Excerpt from a dataset

____

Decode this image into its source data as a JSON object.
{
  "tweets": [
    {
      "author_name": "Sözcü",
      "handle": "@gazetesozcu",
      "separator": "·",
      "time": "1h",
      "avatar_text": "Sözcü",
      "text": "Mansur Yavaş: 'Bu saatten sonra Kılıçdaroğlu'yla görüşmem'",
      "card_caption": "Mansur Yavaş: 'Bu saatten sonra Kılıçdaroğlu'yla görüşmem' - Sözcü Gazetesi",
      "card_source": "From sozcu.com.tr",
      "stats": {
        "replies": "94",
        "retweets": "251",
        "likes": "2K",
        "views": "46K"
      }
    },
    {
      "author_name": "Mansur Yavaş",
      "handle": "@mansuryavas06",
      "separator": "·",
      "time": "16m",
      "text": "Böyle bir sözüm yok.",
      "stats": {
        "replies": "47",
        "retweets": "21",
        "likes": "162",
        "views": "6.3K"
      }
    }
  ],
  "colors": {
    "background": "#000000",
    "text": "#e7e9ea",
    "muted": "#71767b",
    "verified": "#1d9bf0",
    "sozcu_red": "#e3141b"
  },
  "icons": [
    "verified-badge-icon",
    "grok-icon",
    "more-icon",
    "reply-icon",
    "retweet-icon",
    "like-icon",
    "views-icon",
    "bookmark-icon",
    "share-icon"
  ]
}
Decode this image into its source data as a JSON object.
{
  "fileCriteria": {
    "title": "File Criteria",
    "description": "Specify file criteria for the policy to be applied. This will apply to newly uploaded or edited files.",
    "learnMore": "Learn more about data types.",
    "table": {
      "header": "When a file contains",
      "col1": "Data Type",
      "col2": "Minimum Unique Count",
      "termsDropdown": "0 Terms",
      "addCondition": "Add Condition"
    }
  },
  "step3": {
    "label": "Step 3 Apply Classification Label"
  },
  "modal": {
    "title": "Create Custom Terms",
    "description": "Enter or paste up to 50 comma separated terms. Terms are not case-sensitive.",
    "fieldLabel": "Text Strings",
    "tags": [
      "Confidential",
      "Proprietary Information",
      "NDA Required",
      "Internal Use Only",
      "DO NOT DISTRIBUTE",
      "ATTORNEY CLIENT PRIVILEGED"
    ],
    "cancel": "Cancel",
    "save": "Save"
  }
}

____

* To be done
Reproduce every line of the material above exactly.

* The result
Decode this image into its source data as a JSON object.
{
  "tweets": [
    {
      "author_name": "Sözcü",
      "handle": "@gazetesozcu",
      "separator": "·",
      "time": "1h",
      "avatar_text": "Sözcü",
      "text": "Mansur Yavaş: 'Bu saatten sonra Kılıçdaroğlu'yla görüşmem'",
      "card_caption": "Mansur Yavaş: 'Bu saatten sonra Kılıçdaroğlu'yla görüşmem' - Sözcü Gazetesi",
      "card_source": "From sozcu.com.tr",
      "stats": {
        "replies": "94",
        "retweets": "251",
        "likes": "2K",
        "views": "46K"
      }
    },
    {
      "author_name": "Mansur Yavaş",
      "handle": "@mansuryavas06",
      "separator": "·",
      "time": "16m",
      "text": "Böyle bir sözüm yok.",
      "stats": {
        "replies": "47",
        "retweets": "21",
        "likes": "162",
        "views": "6.3K"
      }
    }
  ],
  "colors": {
    "background": "#000000",
    "text": "#e7e9ea",
    "muted": "#71767b",
    "verified": "#1d9bf0",
    "sozcu_red": "#e3141b"
  },
  "icons": [
    "verified-badge-icon",
    "grok-icon",
    "more-icon",
    "reply-icon",
    "retweet-icon",
    "like-icon",
    "views-icon",
    "bookmark-icon",
    "share-icon"
  ]
}
Decode this image into its source data as a JSON object.
{
  "fileCriteria": {
    "title": "File Criteria",
    "description": "Specify file criteria for the policy to be applied. This will apply to newly uploaded or edited files.",
    "learnMore": "Learn more about data types.",
    "table": {
      "header": "When a file contains",
      "col1": "Data Type",
      "col2": "Minimum Unique Count",
      "termsDropdown": "0 Terms",
      "addCondition": "Add Condition"
    }
  },
  "step3": {
    "label": "Step 3 Apply Classification Label"
  },
  "modal": {
    "title": "Create Custom Terms",
    "description": "Enter or paste up to 50 comma separated terms. Terms are not case-sensitive.",
    "fieldLabel": "Text Strings",
    "tags": [
      "Confidential",
      "Proprietary Information",
      "NDA Required",
      "Internal Use Only",
      "DO NOT DISTRIBUTE",
      "ATTORNEY CLIENT PRIVILEGED"
    ],
    "cancel": "Cancel",
    "save": "Save"
  }
}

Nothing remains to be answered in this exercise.